#### [Written request]
Could you write out every entry exactly as it stands?

::: Data for the task :::

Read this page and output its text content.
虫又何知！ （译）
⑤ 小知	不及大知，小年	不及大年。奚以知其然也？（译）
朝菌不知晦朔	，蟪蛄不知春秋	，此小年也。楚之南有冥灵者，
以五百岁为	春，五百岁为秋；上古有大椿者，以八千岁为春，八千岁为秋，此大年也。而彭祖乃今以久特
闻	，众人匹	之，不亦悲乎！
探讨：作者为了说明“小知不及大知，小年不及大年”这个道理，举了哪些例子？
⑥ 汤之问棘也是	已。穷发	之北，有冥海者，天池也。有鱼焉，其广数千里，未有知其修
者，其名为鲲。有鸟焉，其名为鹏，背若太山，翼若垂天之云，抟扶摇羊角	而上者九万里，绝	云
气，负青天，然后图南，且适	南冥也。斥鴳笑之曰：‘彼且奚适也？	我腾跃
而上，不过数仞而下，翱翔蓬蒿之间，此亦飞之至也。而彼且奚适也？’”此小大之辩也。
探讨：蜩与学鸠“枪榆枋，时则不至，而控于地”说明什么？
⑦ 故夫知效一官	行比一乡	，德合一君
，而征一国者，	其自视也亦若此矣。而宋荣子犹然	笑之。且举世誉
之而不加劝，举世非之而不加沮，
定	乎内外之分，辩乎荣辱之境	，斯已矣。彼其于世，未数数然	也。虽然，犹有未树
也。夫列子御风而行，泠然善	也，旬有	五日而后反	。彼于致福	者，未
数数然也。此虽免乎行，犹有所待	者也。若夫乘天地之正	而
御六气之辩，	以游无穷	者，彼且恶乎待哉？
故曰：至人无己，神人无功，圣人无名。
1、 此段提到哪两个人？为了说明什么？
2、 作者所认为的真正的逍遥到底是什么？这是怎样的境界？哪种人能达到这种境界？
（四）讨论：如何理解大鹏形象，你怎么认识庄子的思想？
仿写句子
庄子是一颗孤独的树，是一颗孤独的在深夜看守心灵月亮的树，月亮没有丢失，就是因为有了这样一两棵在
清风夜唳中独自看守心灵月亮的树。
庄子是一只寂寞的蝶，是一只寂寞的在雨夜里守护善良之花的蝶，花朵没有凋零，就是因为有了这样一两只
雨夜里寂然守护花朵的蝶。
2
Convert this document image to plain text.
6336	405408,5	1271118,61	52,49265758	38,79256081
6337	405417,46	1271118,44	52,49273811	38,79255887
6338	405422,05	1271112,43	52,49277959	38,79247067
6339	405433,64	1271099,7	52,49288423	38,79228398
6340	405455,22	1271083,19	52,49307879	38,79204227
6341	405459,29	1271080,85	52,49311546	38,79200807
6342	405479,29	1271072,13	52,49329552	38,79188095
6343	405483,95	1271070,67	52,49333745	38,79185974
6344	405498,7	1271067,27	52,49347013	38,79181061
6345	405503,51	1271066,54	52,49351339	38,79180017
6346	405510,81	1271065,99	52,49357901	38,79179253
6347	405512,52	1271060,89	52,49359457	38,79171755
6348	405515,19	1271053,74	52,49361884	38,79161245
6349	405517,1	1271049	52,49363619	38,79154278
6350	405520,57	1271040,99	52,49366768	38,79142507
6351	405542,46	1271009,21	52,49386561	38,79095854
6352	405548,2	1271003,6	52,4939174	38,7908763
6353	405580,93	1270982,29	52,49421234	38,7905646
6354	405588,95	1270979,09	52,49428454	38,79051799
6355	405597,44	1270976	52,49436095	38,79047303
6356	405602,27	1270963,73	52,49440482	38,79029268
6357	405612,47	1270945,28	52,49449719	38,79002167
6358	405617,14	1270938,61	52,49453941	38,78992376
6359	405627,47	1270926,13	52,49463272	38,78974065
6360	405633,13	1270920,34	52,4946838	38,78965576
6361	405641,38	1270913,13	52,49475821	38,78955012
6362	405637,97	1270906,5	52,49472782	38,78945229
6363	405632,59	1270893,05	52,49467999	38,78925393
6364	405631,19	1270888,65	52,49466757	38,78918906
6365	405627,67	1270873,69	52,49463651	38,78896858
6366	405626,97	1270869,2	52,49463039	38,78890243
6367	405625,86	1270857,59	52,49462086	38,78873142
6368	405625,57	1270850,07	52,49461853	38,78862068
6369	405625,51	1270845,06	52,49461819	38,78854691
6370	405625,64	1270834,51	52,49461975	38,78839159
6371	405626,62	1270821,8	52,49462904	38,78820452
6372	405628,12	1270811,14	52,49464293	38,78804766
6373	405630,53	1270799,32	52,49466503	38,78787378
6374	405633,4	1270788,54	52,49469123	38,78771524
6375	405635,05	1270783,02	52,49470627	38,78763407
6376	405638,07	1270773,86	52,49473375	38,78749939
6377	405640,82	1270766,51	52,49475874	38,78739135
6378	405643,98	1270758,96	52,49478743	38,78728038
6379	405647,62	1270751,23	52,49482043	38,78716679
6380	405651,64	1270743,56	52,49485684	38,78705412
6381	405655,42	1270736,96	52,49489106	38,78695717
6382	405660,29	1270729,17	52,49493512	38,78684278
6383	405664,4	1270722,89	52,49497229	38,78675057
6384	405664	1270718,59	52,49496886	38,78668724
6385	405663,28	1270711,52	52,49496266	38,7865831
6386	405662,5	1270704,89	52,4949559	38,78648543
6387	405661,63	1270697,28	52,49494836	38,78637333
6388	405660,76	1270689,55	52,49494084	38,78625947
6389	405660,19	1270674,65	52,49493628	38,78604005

:::

#### [Final answer]
Read this page and output its text content.
虫又何知！ （译）
⑤ 小知	不及大知，小年	不及大年。奚以知其然也？（译）
朝菌不知晦朔	，蟪蛄不知春秋	，此小年也。楚之南有冥灵者，
以五百岁为	春，五百岁为秋；上古有大椿者，以八千岁为春，八千岁为秋，此大年也。而彭祖乃今以久特
闻	，众人匹	之，不亦悲乎！
探讨：作者为了说明“小知不及大知，小年不及大年”这个道理，举了哪些例子？
⑥ 汤之问棘也是	已。穷发	之北，有冥海者，天池也。有鱼焉，其广数千里，未有知其修
者，其名为鲲。有鸟焉，其名为鹏，背若太山，翼若垂天之云，抟扶摇羊角	而上者九万里，绝	云
气，负青天，然后图南，且适	南冥也。斥鴳笑之曰：‘彼且奚适也？	我腾跃
而上，不过数仞而下，翱翔蓬蒿之间，此亦飞之至也。而彼且奚适也？’”此小大之辩也。
探讨：蜩与学鸠“枪榆枋，时则不至，而控于地”说明什么？
⑦ 故夫知效一官	行比一乡	，德合一君
，而征一国者，	其自视也亦若此矣。而宋荣子犹然	笑之。且举世誉
之而不加劝，举世非之而不加沮，
定	乎内外之分，辩乎荣辱之境	，斯已矣。彼其于世，未数数然	也。虽然，犹有未树
也。夫列子御风而行，泠然善	也，旬有	五日而后反	。彼于致福	者，未
数数然也。此虽免乎行，犹有所待	者也。若夫乘天地之正	而
御六气之辩，	以游无穷	者，彼且恶乎待哉？
故曰：至人无己，神人无功，圣人无名。
1、 此段提到哪两个人？为了说明什么？
2、 作者所认为的真正的逍遥到底是什么？这是怎样的境界？哪种人能达到这种境界？
（四）讨论：如何理解大鹏形象，你怎么认识庄子的思想？
仿写句子
庄子是一颗孤独的树，是一颗孤独的在深夜看守心灵月亮的树，月亮没有丢失，就是因为有了这样一两棵在
清风夜唳中独自看守心灵月亮的树。
庄子是一只寂寞的蝶，是一只寂寞的在雨夜里守护善良之花的蝶，花朵没有凋零，就是因为有了这样一两只
雨夜里寂然守护花朵的蝶。
2
Convert this document image to plain text.
6336	405408,5	1271118,61	52,49265758	38,79256081
6337	405417,46	1271118,44	52,49273811	38,79255887
6338	405422,05	1271112,43	52,49277959	38,79247067
6339	405433,64	1271099,7	52,49288423	38,79228398
6340	405455,22	1271083,19	52,49307879	38,79204227
6341	405459,29	1271080,85	52,49311546	38,79200807
6342	405479,29	1271072,13	52,49329552	38,79188095
6343	405483,95	1271070,67	52,49333745	38,79185974
6344	405498,7	1271067,27	52,49347013	38,79181061
6345	405503,51	1271066,54	52,49351339	38,79180017
6346	405510,81	1271065,99	52,49357901	38,79179253
6347	405512,52	1271060,89	52,49359457	38,79171755
6348	405515,19	1271053,74	52,49361884	38,79161245
6349	405517,1	1271049	52,49363619	38,79154278
6350	405520,57	1271040,99	52,49366768	38,79142507
6351	405542,46	1271009,21	52,49386561	38,79095854
6352	405548,2	1271003,6	52,4939174	38,7908763
6353	405580,93	1270982,29	52,49421234	38,7905646
6354	405588,95	1270979,09	52,49428454	38,79051799
6355	405597,44	1270976	52,49436095	38,79047303
6356	405602,27	1270963,73	52,49440482	38,79029268
6357	405612,47	1270945,28	52,49449719	38,79002167
6358	405617,14	1270938,61	52,49453941	38,78992376
6359	405627,47	1270926,13	52,49463272	38,78974065
6360	405633,13	1270920,34	52,4946838	38,78965576
6361	405641,38	1270913,13	52,49475821	38,78955012
6362	405637,97	1270906,5	52,49472782	38,78945229
6363	405632,59	1270893,05	52,49467999	38,78925393
6364	405631,19	1270888,65	52,49466757	38,78918906
6365	405627,67	1270873,69	52,49463651	38,78896858
6366	405626,97	1270869,2	52,49463039	38,78890243
6367	405625,86	1270857,59	52,49462086	38,78873142
6368	405625,57	1270850,07	52,49461853	38,78862068
6369	405625,51	1270845,06	52,49461819	38,78854691
6370	405625,64	1270834,51	52,49461975	38,78839159
6371	405626,62	1270821,8	52,49462904	38,78820452
6372	405628,12	1270811,14	52,49464293	38,78804766
6373	405630,53	1270799,32	52,49466503	38,78787378
6374	405633,4	1270788,54	52,49469123	38,78771524
6375	405635,05	1270783,02	52,49470627	38,78763407
6376	405638,07	1270773,86	52,49473375	38,78749939
6377	405640,82	1270766,51	52,49475874	38,78739135
6378	405643,98	1270758,96	52,49478743	38,78728038
6379	405647,62	1270751,23	52,49482043	38,78716679
6380	405651,64	1270743,56	52,49485684	38,78705412
6381	405655,42	1270736,96	52,49489106	38,78695717
6382	405660,29	1270729,17	52,49493512	38,78684278
6383	405664,4	1270722,89	52,49497229	38,78675057
6384	405664	1270718,59	52,49496886	38,78668724
6385	405663,28	1270711,52	52,49496266	38,7865831
6386	405662,5	1270704,89	52,4949559	38,78648543
6387	405661,63	1270697,28	52,49494836	38,78637333
6388	405660,76	1270689,55	52,49494084	38,78625947
6389	405660,19	1270674,65	52,49493628	38,78604005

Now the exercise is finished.